- _TASKS TO COMPLETE_:
(A) Write out the passage on Stasi surveillance word for word, starting with "It was this" and going on through "in her fifties.".
(B) In the passage on Stasi surveillance, condense the paragraph beginning "It was this uncertainty" into a short bulleted list that keeps its main facts.
(C) Carry on the passage on Stasi surveillance from its final sentence, keeping its subject and tone.

- _EXCERPTED PASSAGE_:
▼

The documentary explores this paradox through the Stasi’s own surveillance footage. At face value, the images are unremarkable, almost boring — men, women, and children going about their day-to-day existence. But they reveal obsessive and pervasive spying. “You always had a feeling it existed, but you never really knew what was going on,” said Epperlein, recalling her childhood.
It was this uncertainty that gave the Stasi its power. The question of how many people worked for the Stasi is still unclear. An employee at the Stasi archive told BuzzFeed News that “there is no simple answer.” However, documents show that by 1988 there were tens of thousands of Stasi employees and nearly 200,000 documented informants. That amounts to roughly one spy per 60 citizens, and research suggests that the numbers were much higher, with many more undocumented “information providers” who spied on their coworkers, classmates, neighbors, or friends. You could never be sure if you were speaking in confidence, and for decades it effectively silenced political discussion. If you had something to say, “you would go for a long walk in the woods,” said Epperlein, now in her fifties.

▲

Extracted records
▼

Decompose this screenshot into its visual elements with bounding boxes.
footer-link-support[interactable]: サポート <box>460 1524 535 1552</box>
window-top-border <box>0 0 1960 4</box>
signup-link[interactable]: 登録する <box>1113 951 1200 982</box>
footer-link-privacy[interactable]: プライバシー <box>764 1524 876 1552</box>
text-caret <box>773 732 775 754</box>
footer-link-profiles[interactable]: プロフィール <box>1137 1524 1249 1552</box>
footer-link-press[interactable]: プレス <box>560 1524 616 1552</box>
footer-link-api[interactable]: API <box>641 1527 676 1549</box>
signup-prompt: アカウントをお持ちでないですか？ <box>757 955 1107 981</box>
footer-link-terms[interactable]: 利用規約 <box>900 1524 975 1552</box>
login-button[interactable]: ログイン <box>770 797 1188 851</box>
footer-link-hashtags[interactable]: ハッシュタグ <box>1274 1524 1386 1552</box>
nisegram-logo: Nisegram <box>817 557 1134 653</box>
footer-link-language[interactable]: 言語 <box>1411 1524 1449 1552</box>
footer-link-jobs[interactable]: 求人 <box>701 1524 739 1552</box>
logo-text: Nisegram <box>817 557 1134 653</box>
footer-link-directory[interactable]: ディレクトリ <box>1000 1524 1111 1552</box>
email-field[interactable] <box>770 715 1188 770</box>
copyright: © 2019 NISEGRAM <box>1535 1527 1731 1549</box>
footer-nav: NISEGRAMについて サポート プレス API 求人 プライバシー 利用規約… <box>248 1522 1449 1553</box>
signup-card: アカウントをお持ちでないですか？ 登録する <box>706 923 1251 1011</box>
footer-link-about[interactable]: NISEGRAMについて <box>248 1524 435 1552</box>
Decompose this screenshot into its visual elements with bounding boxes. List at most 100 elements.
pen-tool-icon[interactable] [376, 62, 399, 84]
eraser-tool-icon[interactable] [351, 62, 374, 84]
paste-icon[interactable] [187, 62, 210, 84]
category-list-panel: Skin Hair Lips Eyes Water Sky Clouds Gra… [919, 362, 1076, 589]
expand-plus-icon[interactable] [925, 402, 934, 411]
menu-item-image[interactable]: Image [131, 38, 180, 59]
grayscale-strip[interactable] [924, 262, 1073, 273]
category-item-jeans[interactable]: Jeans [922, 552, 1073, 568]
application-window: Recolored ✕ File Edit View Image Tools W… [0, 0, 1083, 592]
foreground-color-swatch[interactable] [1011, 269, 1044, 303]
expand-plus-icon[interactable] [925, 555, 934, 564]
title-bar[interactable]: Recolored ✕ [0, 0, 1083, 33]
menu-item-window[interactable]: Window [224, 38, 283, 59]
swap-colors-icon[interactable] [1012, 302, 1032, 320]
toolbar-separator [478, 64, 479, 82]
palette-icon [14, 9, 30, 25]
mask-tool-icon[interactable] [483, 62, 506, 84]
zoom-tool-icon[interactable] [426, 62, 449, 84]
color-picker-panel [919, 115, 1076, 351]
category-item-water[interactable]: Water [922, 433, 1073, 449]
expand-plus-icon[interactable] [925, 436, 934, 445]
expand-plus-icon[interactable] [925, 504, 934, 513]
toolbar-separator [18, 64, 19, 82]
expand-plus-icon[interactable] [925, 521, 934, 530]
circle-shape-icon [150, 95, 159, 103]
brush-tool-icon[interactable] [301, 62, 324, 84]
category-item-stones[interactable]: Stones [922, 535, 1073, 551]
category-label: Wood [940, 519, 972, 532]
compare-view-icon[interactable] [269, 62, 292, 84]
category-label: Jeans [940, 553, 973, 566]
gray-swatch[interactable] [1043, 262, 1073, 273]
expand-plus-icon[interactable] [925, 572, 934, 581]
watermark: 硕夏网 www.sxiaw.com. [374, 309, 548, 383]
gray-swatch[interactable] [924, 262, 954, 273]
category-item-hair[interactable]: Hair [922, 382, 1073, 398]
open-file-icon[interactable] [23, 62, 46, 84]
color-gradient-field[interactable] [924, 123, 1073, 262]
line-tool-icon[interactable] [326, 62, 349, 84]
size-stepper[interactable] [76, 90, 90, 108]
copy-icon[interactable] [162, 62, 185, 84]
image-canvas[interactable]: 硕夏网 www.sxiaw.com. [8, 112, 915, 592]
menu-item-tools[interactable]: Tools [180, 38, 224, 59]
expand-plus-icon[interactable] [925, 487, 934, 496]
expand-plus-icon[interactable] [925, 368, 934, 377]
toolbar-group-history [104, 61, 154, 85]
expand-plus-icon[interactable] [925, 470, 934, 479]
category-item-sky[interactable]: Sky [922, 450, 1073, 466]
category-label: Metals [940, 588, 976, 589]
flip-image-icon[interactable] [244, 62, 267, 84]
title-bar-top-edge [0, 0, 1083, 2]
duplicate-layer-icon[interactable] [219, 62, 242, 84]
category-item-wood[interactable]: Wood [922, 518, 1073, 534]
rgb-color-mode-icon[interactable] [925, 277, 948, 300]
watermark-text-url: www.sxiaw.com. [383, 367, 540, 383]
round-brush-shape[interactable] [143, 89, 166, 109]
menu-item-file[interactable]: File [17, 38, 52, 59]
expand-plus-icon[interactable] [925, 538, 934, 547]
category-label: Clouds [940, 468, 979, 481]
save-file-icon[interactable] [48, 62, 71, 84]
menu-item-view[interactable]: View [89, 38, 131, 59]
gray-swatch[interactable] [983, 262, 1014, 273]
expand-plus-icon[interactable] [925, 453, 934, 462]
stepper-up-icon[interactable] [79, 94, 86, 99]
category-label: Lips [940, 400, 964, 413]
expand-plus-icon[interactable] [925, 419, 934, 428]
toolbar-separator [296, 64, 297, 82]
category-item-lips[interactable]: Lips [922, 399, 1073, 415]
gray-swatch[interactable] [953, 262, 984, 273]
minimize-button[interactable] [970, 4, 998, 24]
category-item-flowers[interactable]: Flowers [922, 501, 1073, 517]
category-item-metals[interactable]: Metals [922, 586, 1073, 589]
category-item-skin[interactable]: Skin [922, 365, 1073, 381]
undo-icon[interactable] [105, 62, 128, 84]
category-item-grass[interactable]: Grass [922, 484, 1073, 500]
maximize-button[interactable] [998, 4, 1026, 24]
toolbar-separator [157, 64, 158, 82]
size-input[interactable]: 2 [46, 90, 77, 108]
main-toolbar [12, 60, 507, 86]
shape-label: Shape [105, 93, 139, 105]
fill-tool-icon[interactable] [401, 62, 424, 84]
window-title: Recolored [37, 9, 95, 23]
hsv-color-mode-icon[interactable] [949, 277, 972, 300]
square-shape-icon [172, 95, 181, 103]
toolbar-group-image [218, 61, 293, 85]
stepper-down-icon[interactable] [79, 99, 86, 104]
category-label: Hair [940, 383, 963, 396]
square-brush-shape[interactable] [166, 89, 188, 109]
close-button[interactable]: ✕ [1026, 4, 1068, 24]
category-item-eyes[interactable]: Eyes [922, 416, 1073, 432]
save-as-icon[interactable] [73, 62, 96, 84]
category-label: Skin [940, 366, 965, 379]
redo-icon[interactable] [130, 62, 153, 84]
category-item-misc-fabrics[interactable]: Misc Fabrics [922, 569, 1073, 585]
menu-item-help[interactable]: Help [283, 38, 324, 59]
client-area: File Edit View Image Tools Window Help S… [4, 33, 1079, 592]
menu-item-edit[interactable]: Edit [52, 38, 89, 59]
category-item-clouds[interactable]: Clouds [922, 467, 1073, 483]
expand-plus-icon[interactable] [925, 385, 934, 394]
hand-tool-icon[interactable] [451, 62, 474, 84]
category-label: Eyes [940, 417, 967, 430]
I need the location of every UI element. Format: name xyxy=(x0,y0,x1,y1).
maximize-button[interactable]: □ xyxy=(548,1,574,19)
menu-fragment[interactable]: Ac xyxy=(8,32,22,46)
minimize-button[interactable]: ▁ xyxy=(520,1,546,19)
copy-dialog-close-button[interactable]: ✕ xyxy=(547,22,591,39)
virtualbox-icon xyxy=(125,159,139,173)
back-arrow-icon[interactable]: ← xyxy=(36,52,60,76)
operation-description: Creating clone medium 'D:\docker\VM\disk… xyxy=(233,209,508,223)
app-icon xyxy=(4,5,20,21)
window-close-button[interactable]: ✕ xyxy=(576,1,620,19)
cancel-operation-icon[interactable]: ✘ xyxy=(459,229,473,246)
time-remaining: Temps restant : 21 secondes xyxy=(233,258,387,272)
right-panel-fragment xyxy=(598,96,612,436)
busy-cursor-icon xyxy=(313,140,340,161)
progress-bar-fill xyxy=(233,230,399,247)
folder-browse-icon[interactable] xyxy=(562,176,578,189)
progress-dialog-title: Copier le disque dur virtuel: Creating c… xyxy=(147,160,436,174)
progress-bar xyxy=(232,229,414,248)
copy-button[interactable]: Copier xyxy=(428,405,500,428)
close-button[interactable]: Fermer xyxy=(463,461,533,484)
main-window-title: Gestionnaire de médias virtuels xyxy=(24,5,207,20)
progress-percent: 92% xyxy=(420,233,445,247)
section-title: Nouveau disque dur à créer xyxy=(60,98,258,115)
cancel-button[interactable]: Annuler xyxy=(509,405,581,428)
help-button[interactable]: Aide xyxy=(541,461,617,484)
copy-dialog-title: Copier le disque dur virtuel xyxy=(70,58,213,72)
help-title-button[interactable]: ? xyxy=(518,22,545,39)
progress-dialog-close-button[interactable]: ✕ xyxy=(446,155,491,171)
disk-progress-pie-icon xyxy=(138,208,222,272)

▲

- _TASK-BY-TASK OUTPUTS_:
(A)
It was this uncertainty that gave the Stasi its power. The question of how many people worked for the Stasi is still unclear. An employee at the Stasi archive told BuzzFeed News that “there is no simple answer.” However, documents show that by 1988 there were tens of thousands of Stasi employees and nearly 200,000 documented informants. That amounts to roughly one spy per 60 citizens, and research suggests that the numbers were much higher, with many more undocumented “information providers” who spied on their coworkers, classmates, neighbors, or friends. You could never be sure if you were speaking in confidence, and for decades it effectively silenced political discussion. If you had something to say, “you would go for a long walk in the woods,” said Epperlein, now in her fifties.

(B)
- Uncertainty was the source of the Stasi's power.
- How many people worked for the Stasi is still unclear. An employee at the Stasi archive told BuzzFeed News there is "no simple answer."
- Documents show that by 1988 the Stasi had tens of thousands of employees and nearly 200,000 documented informants. That is roughly one spy per 60 citizens.
- Research suggests the real numbers were much higher. Many undocumented "information providers" spied on their coworkers, classmates, neighbors, or friends.
- People could never be sure they were speaking in confidence, which silenced political discussion for decades.
- Epperlein, now in her fifties, said that anyone with something to say "would go for a long walk in the woods."

(C)
Stasi oppression was “very sophisticated,” pointed out Michael Tucker, Epperlein’s coproducer and husband. “It’s not necessarily the oppression of violence, it’s so subtle, it’s so in everything.” Epperlein agreed. For her, “One thing that surveillance achieved back then and achieves now is it erodes trust.”
In the film, Epperlein’s mother, Christa, discusses the possibility that her husband had been an informant and says, “I’m a little afraid...If you learn that someone who you trusted did something. That’s difficult. That’s why I always thought, rather not know.” The specter of pervasive surveillance opened up even the most intimate relationships to suspicion. While Christa hid from dark questions about her husband, Epperlein distrusted her father. “Everything is possible and you never know what was really going on,” she recalled. “We were kids and you never really know your parents. I was pretty much ready for everything.”
The product of that surveillance is now archived and available to the public through records requests. There have been more than 7 million such inquiries since 1991. Out of the shadows and subject to careful oversight, the records are oddly quaint — analog and organized by an extensive card catalog. On microfiche, one of the archivists observes in the film, the images of envelopes intercepted and opened by the Stasi look like miniature houses.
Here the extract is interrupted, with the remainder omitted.